• [Aim]:
Repeat every entry in the listing below, exactly.

(Source data)
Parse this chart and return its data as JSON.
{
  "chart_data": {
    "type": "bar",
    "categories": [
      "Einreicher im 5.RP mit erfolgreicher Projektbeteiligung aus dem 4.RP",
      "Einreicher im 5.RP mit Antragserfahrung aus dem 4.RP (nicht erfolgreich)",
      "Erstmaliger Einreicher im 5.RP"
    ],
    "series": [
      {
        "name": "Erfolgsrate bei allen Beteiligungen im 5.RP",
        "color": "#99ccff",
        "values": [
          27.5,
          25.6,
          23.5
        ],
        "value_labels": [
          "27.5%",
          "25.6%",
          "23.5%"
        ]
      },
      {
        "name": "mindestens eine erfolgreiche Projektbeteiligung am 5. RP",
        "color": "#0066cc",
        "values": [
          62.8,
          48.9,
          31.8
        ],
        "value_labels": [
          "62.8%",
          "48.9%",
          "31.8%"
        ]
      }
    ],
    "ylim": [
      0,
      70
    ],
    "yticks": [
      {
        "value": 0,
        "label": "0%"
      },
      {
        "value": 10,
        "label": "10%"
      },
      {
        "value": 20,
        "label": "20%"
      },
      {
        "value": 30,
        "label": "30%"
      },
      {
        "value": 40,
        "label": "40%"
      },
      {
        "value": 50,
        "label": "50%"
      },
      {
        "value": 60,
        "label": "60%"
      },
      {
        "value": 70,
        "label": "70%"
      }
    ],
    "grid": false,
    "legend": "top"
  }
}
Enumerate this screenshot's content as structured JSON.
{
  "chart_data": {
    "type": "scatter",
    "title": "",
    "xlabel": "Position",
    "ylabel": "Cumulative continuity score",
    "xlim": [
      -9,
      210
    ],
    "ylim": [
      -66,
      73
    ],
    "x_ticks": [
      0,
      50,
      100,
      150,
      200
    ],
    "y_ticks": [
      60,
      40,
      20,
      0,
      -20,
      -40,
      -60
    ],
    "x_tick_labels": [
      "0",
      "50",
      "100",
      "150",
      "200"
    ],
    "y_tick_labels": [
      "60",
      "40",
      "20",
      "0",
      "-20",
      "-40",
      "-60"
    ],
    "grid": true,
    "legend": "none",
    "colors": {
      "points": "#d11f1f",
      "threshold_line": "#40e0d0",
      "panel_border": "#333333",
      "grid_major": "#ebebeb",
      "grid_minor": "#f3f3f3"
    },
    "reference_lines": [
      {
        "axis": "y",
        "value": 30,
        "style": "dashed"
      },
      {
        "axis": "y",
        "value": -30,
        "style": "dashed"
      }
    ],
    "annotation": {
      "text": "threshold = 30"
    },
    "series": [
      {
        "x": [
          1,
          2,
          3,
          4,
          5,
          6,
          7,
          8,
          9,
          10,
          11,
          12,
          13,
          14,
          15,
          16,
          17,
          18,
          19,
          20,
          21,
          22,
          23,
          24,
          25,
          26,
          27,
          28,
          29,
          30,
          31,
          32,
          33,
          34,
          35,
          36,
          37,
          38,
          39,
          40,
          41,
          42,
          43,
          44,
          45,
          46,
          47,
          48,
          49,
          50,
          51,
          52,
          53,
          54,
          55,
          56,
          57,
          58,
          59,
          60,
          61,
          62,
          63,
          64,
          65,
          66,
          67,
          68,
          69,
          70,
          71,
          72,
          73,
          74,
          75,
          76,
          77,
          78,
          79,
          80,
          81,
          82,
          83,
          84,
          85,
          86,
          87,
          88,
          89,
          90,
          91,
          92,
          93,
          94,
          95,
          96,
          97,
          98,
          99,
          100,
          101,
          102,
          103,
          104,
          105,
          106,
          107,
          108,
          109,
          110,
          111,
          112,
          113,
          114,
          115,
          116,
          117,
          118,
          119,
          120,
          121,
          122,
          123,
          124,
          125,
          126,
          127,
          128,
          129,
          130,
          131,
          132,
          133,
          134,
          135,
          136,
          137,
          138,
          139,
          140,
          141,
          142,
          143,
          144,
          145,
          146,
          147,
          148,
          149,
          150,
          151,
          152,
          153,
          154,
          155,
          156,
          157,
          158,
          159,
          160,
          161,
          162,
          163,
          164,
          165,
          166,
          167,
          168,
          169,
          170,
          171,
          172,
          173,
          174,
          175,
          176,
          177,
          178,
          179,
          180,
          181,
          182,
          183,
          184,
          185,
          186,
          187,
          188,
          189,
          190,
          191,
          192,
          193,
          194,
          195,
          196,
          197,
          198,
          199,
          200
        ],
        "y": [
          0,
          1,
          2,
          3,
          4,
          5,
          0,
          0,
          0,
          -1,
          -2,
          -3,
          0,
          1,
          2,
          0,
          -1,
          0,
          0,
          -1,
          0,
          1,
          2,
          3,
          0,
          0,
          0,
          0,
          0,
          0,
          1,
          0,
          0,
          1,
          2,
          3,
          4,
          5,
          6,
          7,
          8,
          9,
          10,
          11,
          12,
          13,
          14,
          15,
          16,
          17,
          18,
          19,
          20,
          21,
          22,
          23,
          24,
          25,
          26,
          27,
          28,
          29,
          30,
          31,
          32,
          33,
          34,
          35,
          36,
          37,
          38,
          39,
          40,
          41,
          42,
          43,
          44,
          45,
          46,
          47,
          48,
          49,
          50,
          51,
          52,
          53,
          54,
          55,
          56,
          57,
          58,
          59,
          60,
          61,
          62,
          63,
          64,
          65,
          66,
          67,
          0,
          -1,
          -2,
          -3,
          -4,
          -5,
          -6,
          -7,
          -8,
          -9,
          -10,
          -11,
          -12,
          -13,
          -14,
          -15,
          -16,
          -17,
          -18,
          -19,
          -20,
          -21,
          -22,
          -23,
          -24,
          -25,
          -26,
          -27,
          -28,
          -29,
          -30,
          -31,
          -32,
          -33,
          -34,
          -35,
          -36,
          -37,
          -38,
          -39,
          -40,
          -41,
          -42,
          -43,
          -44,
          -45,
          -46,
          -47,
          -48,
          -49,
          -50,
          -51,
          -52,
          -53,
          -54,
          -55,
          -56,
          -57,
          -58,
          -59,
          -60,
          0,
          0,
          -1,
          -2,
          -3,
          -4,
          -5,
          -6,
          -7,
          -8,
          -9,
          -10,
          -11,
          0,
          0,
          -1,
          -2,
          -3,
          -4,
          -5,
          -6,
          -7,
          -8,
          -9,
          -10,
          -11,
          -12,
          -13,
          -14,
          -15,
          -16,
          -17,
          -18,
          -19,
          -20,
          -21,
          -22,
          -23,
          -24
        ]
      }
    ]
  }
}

• [Written solution]:
Parse this chart and return its data as JSON.
{
  "chart_data": {
    "type": "bar",
    "categories": [
      "Einreicher im 5.RP mit erfolgreicher Projektbeteiligung aus dem 4.RP",
      "Einreicher im 5.RP mit Antragserfahrung aus dem 4.RP (nicht erfolgreich)",
      "Erstmaliger Einreicher im 5.RP"
    ],
    "series": [
      {
        "name": "Erfolgsrate bei allen Beteiligungen im 5.RP",
        "color": "#99ccff",
        "values": [
          27.5,
          25.6,
          23.5
        ],
        "value_labels": [
          "27.5%",
          "25.6%",
          "23.5%"
        ]
      },
      {
        "name": "mindestens eine erfolgreiche Projektbeteiligung am 5. RP",
        "color": "#0066cc",
        "values": [
          62.8,
          48.9,
          31.8
        ],
        "value_labels": [
          "62.8%",
          "48.9%",
          "31.8%"
        ]
      }
    ],
    "ylim": [
      0,
      70
    ],
    "yticks": [
      {
        "value": 0,
        "label": "0%"
      },
      {
        "value": 10,
        "label": "10%"
      },
      {
        "value": 20,
        "label": "20%"
      },
      {
        "value": 30,
        "label": "30%"
      },
      {
        "value": 40,
        "label": "40%"
      },
      {
        "value": 50,
        "label": "50%"
      },
      {
        "value": 60,
        "label": "60%"
      },
      {
        "value": 70,
        "label": "70%"
      }
    ],
    "grid": false,
    "legend": "top"
  }
}
Enumerate this screenshot's content as structured JSON.
{
  "chart_data": {
    "type": "scatter",
    "title": "",
    "xlabel": "Position",
    "ylabel": "Cumulative continuity score",
    "xlim": [
      -9,
      210
    ],
    "ylim": [
      -66,
      73
    ],
    "x_ticks": [
      0,
      50,
      100,
      150,
      200
    ],
    "y_ticks": [
      60,
      40,
      20,
      0,
      -20,
      -40,
      -60
    ],
    "x_tick_labels": [
      "0",
      "50",
      "100",
      "150",
      "200"
    ],
    "y_tick_labels": [
      "60",
      "40",
      "20",
      "0",
      "-20",
      "-40",
      "-60"
    ],
    "grid": true,
    "legend": "none",
    "colors": {
      "points": "#d11f1f",
      "threshold_line": "#40e0d0",
      "panel_border": "#333333",
      "grid_major": "#ebebeb",
      "grid_minor": "#f3f3f3"
    },
    "reference_lines": [
      {
        "axis": "y",
        "value": 30,
        "style": "dashed"
      },
      {
        "axis": "y",
        "value": -30,
        "style": "dashed"
      }
    ],
    "annotation": {
      "text": "threshold = 30"
    },
    "series": [
      {
        "x": [
          1,
          2,
          3,
          4,
          5,
          6,
          7,
          8,
          9,
          10,
          11,
          12,
          13,
          14,
          15,
          16,
          17,
          18,
          19,
          20,
          21,
          22,
          23,
          24,
          25,
          26,
          27,
          28,
          29,
          30,
          31,
          32,
          33,
          34,
          35,
          36,
          37,
          38,
          39,
          40,
          41,
          42,
          43,
          44,
          45,
          46,
          47,
          48,
          49,
          50,
          51,
          52,
          53,
          54,
          55,
          56,
          57,
          58,
          59,
          60,
          61,
          62,
          63,
          64,
          65,
          66,
          67,
          68,
          69,
          70,
          71,
          72,
          73,
          74,
          75,
          76,
          77,
          78,
          79,
          80,
          81,
          82,
          83,
          84,
          85,
          86,
          87,
          88,
          89,
          90,
          91,
          92,
          93,
          94,
          95,
          96,
          97,
          98,
          99,
          100,
          101,
          102,
          103,
          104,
          105,
          106,
          107,
          108,
          109,
          110,
          111,
          112,
          113,
          114,
          115,
          116,
          117,
          118,
          119,
          120,
          121,
          122,
          123,
          124,
          125,
          126,
          127,
          128,
          129,
          130,
          131,
          132,
          133,
          134,
          135,
          136,
          137,
          138,
          139,
          140,
          141,
          142,
          143,
          144,
          145,
          146,
          147,
          148,
          149,
          150,
          151,
          152,
          153,
          154,
          155,
          156,
          157,
          158,
          159,
          160,
          161,
          162,
          163,
          164,
          165,
          166,
          167,
          168,
          169,
          170,
          171,
          172,
          173,
          174,
          175,
          176,
          177,
          178,
          179,
          180,
          181,
          182,
          183,
          184,
          185,
          186,
          187,
          188,
          189,
          190,
          191,
          192,
          193,
          194,
          195,
          196,
          197,
          198,
          199,
          200
        ],
        "y": [
          0,
          1,
          2,
          3,
          4,
          5,
          0,
          0,
          0,
          -1,
          -2,
          -3,
          0,
          1,
          2,
          0,
          -1,
          0,
          0,
          -1,
          0,
          1,
          2,
          3,
          0,
          0,
          0,
          0,
          0,
          0,
          1,
          0,
          0,
          1,
          2,
          3,
          4,
          5,
          6,
          7,
          8,
          9,
          10,
          11,
          12,
          13,
          14,
          15,
          16,
          17,
          18,
          19,
          20,
          21,
          22,
          23,
          24,
          25,
          26,
          27,
          28,
          29,
          30,
          31,
          32,
          33,
          34,
          35,
          36,
          37,
          38,
          39,
          40,
          41,
          42,
          43,
          44,
          45,
          46,
          47,
          48,
          49,
          50,
          51,
          52,
          53,
          54,
          55,
          56,
          57,
          58,
          59,
          60,
          61,
          62,
          63,
          64,
          65,
          66,
          67,
          0,
          -1,
          -2,
          -3,
          -4,
          -5,
          -6,
          -7,
          -8,
          -9,
          -10,
          -11,
          -12,
          -13,
          -14,
          -15,
          -16,
          -17,
          -18,
          -19,
          -20,
          -21,
          -22,
          -23,
          -24,
          -25,
          -26,
          -27,
          -28,
          -29,
          -30,
          -31,
          -32,
          -33,
          -34,
          -35,
          -36,
          -37,
          -38,
          -39,
          -40,
          -41,
          -42,
          -43,
          -44,
          -45,
          -46,
          -47,
          -48,
          -49,
          -50,
          -51,
          -52,
          -53,
          -54,
          -55,
          -56,
          -57,
          -58,
          -59,
          -60,
          0,
          0,
          -1,
          -2,
          -3,
          -4,
          -5,
          -6,
          -7,
          -8,
          -9,
          -10,
          -11,
          0,
          0,
          -1,
          -2,
          -3,
          -4,
          -5,
          -6,
          -7,
          -8,
          -9,
          -10,
          -11,
          -12,
          -13,
          -14,
          -15,
          -16,
          -17,
          -18,
          -19,
          -20,
          -21,
          -22,
          -23,
          -24
        ]
      }
    ]
  }
}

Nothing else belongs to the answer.